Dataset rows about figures
· · · · ·

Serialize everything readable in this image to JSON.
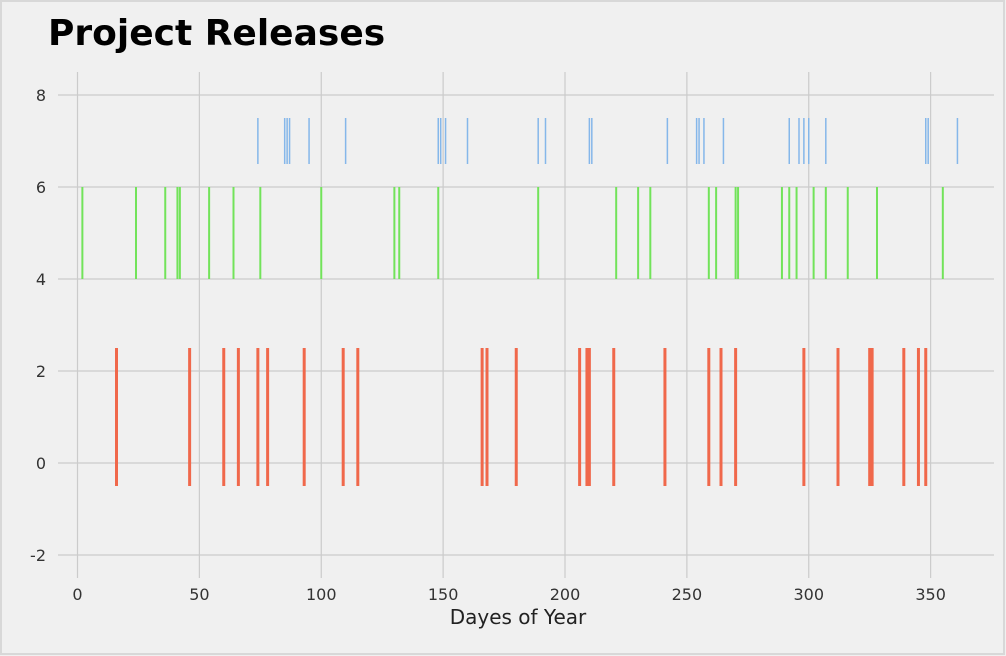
{
  "chart_data": {
    "type": "eventplot",
    "title": "Project Releases",
    "xlabel": "Dayes of Year",
    "ylabel": "",
    "xlim": [
      -8,
      376
    ],
    "ylim": [
      -2.5,
      8.5
    ],
    "xticks": [
      0,
      50,
      100,
      150,
      200,
      250,
      300,
      350
    ],
    "yticks": [
      -2,
      0,
      2,
      4,
      6,
      8
    ],
    "grid": true,
    "legend": "none",
    "colors": {
      "background": "#f0f0f0",
      "grid": "#cbcbcb",
      "frame": "#d8d8d8"
    },
    "series": [
      {
        "color": "#f0684b",
        "lineoffset": 1,
        "linelength": 3,
        "linewidth": 3,
        "values": [
          16,
          46,
          60,
          66,
          74,
          78,
          93,
          109,
          115,
          166,
          168,
          180,
          206,
          209,
          210,
          220,
          241,
          259,
          264,
          270,
          298,
          312,
          325,
          326,
          339,
          345,
          348
        ]
      },
      {
        "color": "#72e35a",
        "lineoffset": 5,
        "linelength": 2,
        "linewidth": 2,
        "values": [
          2,
          24,
          36,
          41,
          42,
          54,
          64,
          75,
          100,
          130,
          132,
          148,
          189,
          221,
          230,
          235,
          259,
          262,
          270,
          271,
          289,
          292,
          295,
          302,
          307,
          316,
          328,
          355
        ]
      },
      {
        "color": "#85b7ea",
        "lineoffset": 7,
        "linelength": 1,
        "linewidth": 1.5,
        "values": [
          74,
          85,
          86,
          87,
          95,
          110,
          148,
          149,
          151,
          160,
          189,
          192,
          210,
          211,
          242,
          254,
          255,
          257,
          265,
          292,
          296,
          298,
          300,
          307,
          348,
          349,
          361
        ]
      }
    ]
  }
}
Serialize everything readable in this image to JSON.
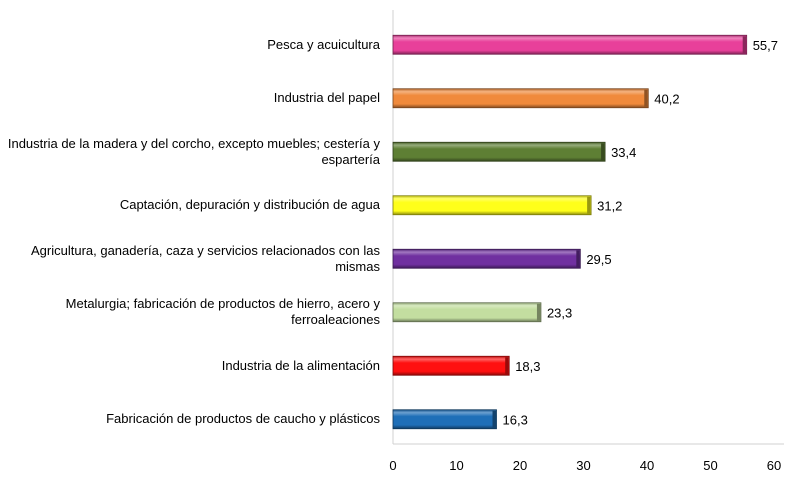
{
  "chart_data": {
    "type": "bar",
    "orientation": "horizontal",
    "title": "",
    "xlabel": "",
    "ylabel": "",
    "categories": [
      "Pesca y acuicultura",
      "Industria del papel",
      "Industria de la madera y del corcho, excepto muebles; cestería y espartería",
      "Captación, depuración y distribución de agua",
      "Agricultura, ganadería, caza y servicios relacionados con las mismas",
      "Metalurgia; fabricación de productos de hierro, acero y ferroaleaciones",
      "Industria de la alimentación",
      "Fabricación de productos de caucho y plásticos"
    ],
    "values": [
      55.7,
      40.2,
      33.4,
      31.2,
      29.5,
      23.3,
      18.3,
      16.3
    ],
    "value_labels": [
      "55,7",
      "40,2",
      "33,4",
      "31,2",
      "29,5",
      "23,3",
      "18,3",
      "16,3"
    ],
    "colors": [
      "#E8409A",
      "#F08A3C",
      "#5E7F34",
      "#FFFF1A",
      "#7030A0",
      "#C3DEA0",
      "#FF1010",
      "#1F6FB8"
    ],
    "xlim": [
      0,
      60
    ],
    "xticks": [
      0,
      10,
      20,
      30,
      40,
      50,
      60
    ],
    "grid": false,
    "legend": "none"
  }
}
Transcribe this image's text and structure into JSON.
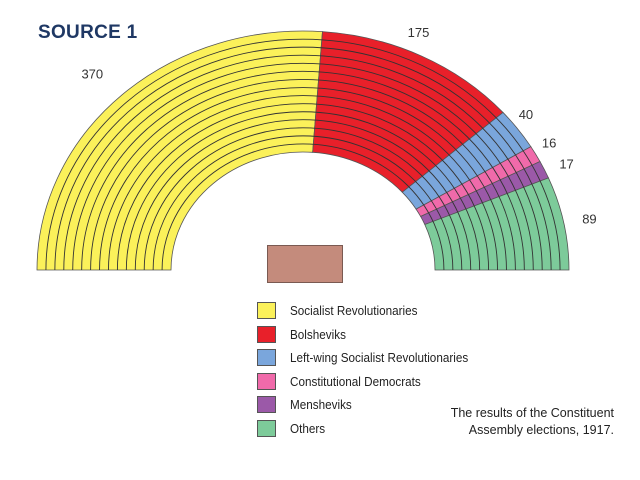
{
  "title": "SOURCE  1",
  "caption": {
    "line1": "The results of the Constituent",
    "line2": "Assembly elections, 1917."
  },
  "chart_data": {
    "type": "pie",
    "subtype": "parliament-semicircle",
    "title": "SOURCE 1",
    "caption": "The results of the Constituent Assembly elections, 1917.",
    "categories": [
      "Socialist Revolutionaries",
      "Bolsheviks",
      "Left-wing Socialist Revolutionaries",
      "Constitutional Democrats",
      "Mensheviks",
      "Others"
    ],
    "values": [
      370,
      175,
      40,
      16,
      17,
      89
    ],
    "colors": [
      "#fbf15a",
      "#e8202a",
      "#7aa6dc",
      "#f06aaa",
      "#9b59a8",
      "#7dcb9a"
    ],
    "data_labels": [
      "370",
      "175",
      "40",
      "16",
      "17",
      "89"
    ],
    "legend_position": "bottom-center",
    "rows": 15
  },
  "legend": {
    "items": [
      {
        "label": "Socialist Revolutionaries",
        "color": "#fbf15a"
      },
      {
        "label": "Bolsheviks",
        "color": "#e8202a"
      },
      {
        "label": "Left-wing Socialist Revolutionaries",
        "color": "#7aa6dc"
      },
      {
        "label": "Constitutional Democrats",
        "color": "#f06aaa"
      },
      {
        "label": "Mensheviks",
        "color": "#9b59a8"
      },
      {
        "label": "Others",
        "color": "#7dcb9a"
      }
    ]
  },
  "podium": {
    "color": "#c48b7c"
  }
}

· · · · ·

* WORK TO DO *
Collect each line containing the string "Constitutional".

* SOLUTION TO THIS EXERCISE *
      "Constitutional Democrats",
        "label": "Constitutional Democrats",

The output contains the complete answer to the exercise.